▶ **What is needed**
Search the material and gather each line with "pour" in it.
begin Items
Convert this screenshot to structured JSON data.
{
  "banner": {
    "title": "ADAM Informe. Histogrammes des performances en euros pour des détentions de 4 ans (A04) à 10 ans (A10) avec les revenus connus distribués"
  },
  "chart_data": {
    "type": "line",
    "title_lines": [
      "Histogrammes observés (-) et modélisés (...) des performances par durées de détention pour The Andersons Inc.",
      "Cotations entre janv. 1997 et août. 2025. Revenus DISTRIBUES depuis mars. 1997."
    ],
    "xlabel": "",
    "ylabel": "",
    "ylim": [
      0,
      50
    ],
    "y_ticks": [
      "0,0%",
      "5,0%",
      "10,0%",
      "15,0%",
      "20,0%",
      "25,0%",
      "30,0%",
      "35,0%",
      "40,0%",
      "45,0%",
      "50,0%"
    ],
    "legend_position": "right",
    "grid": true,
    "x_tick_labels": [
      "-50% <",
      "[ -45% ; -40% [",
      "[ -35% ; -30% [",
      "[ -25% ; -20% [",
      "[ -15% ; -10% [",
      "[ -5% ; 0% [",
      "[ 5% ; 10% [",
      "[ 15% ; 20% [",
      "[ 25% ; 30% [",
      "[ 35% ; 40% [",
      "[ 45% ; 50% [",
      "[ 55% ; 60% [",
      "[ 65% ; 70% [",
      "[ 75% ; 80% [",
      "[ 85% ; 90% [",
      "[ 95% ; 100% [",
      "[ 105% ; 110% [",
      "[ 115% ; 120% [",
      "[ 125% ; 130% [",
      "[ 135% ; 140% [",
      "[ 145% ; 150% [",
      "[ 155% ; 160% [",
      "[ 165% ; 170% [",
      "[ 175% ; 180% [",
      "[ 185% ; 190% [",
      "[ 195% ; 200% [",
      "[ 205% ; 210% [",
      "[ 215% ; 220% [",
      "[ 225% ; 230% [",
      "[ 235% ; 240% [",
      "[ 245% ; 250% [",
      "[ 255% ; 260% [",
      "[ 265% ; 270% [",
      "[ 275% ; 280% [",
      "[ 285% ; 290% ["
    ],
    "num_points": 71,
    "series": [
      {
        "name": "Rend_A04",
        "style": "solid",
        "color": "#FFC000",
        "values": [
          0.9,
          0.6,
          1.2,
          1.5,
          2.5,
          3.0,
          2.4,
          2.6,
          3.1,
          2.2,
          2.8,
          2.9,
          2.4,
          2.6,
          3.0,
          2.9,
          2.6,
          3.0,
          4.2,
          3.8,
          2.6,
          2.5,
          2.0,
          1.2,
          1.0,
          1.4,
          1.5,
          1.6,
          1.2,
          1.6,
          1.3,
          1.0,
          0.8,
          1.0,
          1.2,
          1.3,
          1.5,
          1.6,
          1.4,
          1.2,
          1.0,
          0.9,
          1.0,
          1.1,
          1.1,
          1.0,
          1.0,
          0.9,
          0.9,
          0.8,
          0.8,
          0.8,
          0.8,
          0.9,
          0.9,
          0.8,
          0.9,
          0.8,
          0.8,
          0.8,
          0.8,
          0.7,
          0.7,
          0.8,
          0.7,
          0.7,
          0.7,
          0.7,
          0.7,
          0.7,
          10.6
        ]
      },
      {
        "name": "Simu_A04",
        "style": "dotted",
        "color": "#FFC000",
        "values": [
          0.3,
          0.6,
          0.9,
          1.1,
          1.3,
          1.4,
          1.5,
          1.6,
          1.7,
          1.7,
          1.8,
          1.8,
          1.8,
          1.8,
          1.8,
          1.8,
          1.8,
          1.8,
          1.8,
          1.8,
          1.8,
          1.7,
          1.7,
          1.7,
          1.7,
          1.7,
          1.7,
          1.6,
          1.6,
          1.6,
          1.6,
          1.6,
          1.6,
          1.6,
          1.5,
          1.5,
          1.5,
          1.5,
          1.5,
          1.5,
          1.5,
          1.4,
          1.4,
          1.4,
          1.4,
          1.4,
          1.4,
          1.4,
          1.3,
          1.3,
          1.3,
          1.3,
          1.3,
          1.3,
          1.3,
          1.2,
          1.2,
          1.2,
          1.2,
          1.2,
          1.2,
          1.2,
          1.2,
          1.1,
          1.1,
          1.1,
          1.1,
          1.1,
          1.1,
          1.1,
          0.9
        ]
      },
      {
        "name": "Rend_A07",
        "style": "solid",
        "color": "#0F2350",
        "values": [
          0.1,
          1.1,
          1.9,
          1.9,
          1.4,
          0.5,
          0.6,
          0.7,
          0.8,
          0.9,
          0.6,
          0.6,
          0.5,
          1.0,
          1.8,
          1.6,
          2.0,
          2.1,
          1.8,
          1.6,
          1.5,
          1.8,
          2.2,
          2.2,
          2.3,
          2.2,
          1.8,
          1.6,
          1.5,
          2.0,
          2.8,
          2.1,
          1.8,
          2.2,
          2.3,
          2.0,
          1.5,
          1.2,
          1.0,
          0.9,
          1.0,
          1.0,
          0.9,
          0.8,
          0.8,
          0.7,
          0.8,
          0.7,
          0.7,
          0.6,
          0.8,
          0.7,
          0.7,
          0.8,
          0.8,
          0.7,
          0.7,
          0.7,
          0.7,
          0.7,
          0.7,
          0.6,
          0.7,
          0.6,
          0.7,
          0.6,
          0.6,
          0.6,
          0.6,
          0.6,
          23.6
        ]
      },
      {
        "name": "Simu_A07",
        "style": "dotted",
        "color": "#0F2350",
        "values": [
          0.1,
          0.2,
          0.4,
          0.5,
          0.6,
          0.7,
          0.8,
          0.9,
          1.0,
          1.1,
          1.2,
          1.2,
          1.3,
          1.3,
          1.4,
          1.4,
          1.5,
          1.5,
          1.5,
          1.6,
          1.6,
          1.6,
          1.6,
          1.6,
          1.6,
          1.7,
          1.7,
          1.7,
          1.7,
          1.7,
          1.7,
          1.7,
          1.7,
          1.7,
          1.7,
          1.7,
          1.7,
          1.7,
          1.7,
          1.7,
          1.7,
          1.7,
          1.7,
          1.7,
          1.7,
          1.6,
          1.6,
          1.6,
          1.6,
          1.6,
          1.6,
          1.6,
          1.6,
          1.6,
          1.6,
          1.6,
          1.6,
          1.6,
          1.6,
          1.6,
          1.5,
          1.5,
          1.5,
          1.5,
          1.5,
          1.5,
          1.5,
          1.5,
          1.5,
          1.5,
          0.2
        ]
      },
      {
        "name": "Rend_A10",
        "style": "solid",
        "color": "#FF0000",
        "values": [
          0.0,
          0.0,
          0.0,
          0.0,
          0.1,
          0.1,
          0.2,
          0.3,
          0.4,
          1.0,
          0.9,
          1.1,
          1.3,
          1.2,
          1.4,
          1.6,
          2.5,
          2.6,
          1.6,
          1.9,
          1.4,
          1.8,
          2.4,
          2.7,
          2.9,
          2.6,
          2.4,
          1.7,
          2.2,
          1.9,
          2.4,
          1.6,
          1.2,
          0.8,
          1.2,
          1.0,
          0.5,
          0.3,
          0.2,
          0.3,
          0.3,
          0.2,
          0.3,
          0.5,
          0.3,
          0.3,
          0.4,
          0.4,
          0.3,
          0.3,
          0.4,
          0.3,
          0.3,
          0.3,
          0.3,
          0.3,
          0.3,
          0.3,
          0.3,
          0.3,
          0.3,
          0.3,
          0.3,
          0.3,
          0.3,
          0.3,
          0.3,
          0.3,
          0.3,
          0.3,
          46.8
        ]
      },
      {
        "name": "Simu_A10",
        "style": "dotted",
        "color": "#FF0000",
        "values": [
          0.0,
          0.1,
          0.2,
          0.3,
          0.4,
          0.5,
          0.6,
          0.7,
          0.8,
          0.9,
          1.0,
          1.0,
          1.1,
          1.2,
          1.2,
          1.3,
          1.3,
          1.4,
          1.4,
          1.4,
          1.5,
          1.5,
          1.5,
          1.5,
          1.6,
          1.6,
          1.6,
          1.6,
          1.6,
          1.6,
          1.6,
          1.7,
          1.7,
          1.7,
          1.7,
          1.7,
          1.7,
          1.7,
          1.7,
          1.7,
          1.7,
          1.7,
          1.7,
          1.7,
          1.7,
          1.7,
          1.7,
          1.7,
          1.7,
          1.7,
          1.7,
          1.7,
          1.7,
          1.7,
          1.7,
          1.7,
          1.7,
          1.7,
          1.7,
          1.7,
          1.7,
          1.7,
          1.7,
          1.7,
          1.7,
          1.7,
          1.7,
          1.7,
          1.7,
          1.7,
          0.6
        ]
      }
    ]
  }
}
end Items
▶ **Worked solution**
    "title": "ADAM Informe. Histogrammes des performances en euros pour des détentions de 4 ans (A04) à 10 ans (A10) avec les revenus connus distribués"
      "Histogrammes observés (-) et modélisés (...) des performances par durées de détention pour The Andersons Inc.",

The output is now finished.